Goal
Retype the material word for word.

## begin

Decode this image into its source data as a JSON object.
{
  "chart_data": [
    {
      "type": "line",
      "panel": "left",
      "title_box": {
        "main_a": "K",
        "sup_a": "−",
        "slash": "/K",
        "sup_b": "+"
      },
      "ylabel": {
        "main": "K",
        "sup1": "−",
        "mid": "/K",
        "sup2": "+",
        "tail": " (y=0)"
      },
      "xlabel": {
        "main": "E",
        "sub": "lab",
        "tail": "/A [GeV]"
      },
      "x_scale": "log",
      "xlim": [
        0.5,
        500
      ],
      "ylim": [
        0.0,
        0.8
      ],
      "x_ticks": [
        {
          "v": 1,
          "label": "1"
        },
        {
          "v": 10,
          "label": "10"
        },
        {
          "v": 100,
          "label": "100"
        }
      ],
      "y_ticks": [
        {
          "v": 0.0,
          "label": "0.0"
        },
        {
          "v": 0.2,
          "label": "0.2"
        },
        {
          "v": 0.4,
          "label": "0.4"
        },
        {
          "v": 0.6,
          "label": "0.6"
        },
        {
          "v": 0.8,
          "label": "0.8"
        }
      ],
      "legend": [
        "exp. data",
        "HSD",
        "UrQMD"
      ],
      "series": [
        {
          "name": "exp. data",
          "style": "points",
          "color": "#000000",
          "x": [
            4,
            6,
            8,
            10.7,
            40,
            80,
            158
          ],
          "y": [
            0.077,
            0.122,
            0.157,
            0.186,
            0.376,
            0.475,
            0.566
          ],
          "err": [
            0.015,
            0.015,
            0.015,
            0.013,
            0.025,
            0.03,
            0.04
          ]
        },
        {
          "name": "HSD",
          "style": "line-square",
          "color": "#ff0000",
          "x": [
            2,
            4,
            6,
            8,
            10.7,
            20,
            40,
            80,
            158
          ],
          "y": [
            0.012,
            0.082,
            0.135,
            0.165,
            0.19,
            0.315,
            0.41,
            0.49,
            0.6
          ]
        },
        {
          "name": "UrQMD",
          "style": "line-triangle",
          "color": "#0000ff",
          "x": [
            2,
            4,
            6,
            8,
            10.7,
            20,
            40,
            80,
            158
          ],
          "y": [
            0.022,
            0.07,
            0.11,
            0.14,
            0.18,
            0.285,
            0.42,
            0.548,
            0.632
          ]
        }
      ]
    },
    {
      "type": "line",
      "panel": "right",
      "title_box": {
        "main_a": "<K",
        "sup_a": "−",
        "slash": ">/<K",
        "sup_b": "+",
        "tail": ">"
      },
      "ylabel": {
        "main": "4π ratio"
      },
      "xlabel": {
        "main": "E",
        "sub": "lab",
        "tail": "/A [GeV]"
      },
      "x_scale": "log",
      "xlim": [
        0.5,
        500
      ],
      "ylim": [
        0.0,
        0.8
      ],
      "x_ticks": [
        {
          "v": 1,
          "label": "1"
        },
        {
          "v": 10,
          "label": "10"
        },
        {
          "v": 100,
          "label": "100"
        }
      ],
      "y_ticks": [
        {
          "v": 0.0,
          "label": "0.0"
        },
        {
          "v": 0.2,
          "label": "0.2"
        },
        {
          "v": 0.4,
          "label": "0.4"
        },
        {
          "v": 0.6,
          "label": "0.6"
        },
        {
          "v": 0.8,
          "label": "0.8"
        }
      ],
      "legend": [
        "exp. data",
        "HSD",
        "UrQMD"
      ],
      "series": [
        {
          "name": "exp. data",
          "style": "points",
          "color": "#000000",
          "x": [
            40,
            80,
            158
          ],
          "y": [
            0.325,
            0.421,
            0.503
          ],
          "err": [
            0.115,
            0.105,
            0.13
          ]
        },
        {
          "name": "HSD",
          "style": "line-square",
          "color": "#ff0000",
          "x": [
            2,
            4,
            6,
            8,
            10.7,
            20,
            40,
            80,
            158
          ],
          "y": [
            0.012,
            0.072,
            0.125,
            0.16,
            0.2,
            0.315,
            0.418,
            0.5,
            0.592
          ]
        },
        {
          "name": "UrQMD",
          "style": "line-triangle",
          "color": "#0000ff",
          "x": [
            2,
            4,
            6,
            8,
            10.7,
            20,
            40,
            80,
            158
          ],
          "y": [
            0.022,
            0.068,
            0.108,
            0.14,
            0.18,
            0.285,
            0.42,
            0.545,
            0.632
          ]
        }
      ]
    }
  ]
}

## end

Reply
Decode this image into its source data as a JSON object.
{
  "chart_data": [
    {
      "type": "line",
      "panel": "left",
      "title_box": {
        "main_a": "K",
        "sup_a": "−",
        "slash": "/K",
        "sup_b": "+"
      },
      "ylabel": {
        "main": "K",
        "sup1": "−",
        "mid": "/K",
        "sup2": "+",
        "tail": " (y=0)"
      },
      "xlabel": {
        "main": "E",
        "sub": "lab",
        "tail": "/A [GeV]"
      },
      "x_scale": "log",
      "xlim": [
        0.5,
        500
      ],
      "ylim": [
        0.0,
        0.8
      ],
      "x_ticks": [
        {
          "v": 1,
          "label": "1"
        },
        {
          "v": 10,
          "label": "10"
        },
        {
          "v": 100,
          "label": "100"
        }
      ],
      "y_ticks": [
        {
          "v": 0.0,
          "label": "0.0"
        },
        {
          "v": 0.2,
          "label": "0.2"
        },
        {
          "v": 0.4,
          "label": "0.4"
        },
        {
          "v": 0.6,
          "label": "0.6"
        },
        {
          "v": 0.8,
          "label": "0.8"
        }
      ],
      "legend": [
        "exp. data",
        "HSD",
        "UrQMD"
      ],
      "series": [
        {
          "name": "exp. data",
          "style": "points",
          "color": "#000000",
          "x": [
            4,
            6,
            8,
            10.7,
            40,
            80,
            158
          ],
          "y": [
            0.077,
            0.122,
            0.157,
            0.186,
            0.376,
            0.475,
            0.566
          ],
          "err": [
            0.015,
            0.015,
            0.015,
            0.013,
            0.025,
            0.03,
            0.04
          ]
        },
        {
          "name": "HSD",
          "style": "line-square",
          "color": "#ff0000",
          "x": [
            2,
            4,
            6,
            8,
            10.7,
            20,
            40,
            80,
            158
          ],
          "y": [
            0.012,
            0.082,
            0.135,
            0.165,
            0.19,
            0.315,
            0.41,
            0.49,
            0.6
          ]
        },
        {
          "name": "UrQMD",
          "style": "line-triangle",
          "color": "#0000ff",
          "x": [
            2,
            4,
            6,
            8,
            10.7,
            20,
            40,
            80,
            158
          ],
          "y": [
            0.022,
            0.07,
            0.11,
            0.14,
            0.18,
            0.285,
            0.42,
            0.548,
            0.632
          ]
        }
      ]
    },
    {
      "type": "line",
      "panel": "right",
      "title_box": {
        "main_a": "<K",
        "sup_a": "−",
        "slash": ">/<K",
        "sup_b": "+",
        "tail": ">"
      },
      "ylabel": {
        "main": "4π ratio"
      },
      "xlabel": {
        "main": "E",
        "sub": "lab",
        "tail": "/A [GeV]"
      },
      "x_scale": "log",
      "xlim": [
        0.5,
        500
      ],
      "ylim": [
        0.0,
        0.8
      ],
      "x_ticks": [
        {
          "v": 1,
          "label": "1"
        },
        {
          "v": 10,
          "label": "10"
        },
        {
          "v": 100,
          "label": "100"
        }
      ],
      "y_ticks": [
        {
          "v": 0.0,
          "label": "0.0"
        },
        {
          "v": 0.2,
          "label": "0.2"
        },
        {
          "v": 0.4,
          "label": "0.4"
        },
        {
          "v": 0.6,
          "label": "0.6"
        },
        {
          "v": 0.8,
          "label": "0.8"
        }
      ],
      "legend": [
        "exp. data",
        "HSD",
        "UrQMD"
      ],
      "series": [
        {
          "name": "exp. data",
          "style": "points",
          "color": "#000000",
          "x": [
            40,
            80,
            158
          ],
          "y": [
            0.325,
            0.421,
            0.503
          ],
          "err": [
            0.115,
            0.105,
            0.13
          ]
        },
        {
          "name": "HSD",
          "style": "line-square",
          "color": "#ff0000",
          "x": [
            2,
            4,
            6,
            8,
            10.7,
            20,
            40,
            80,
            158
          ],
          "y": [
            0.012,
            0.072,
            0.125,
            0.16,
            0.2,
            0.315,
            0.418,
            0.5,
            0.592
          ]
        },
        {
          "name": "UrQMD",
          "style": "line-triangle",
          "color": "#0000ff",
          "x": [
            2,
            4,
            6,
            8,
            10.7,
            20,
            40,
            80,
            158
          ],
          "y": [
            0.022,
            0.068,
            0.108,
            0.14,
            0.18,
            0.285,
            0.42,
            0.545,
            0.632
          ]
        }
      ]
    }
  ]
}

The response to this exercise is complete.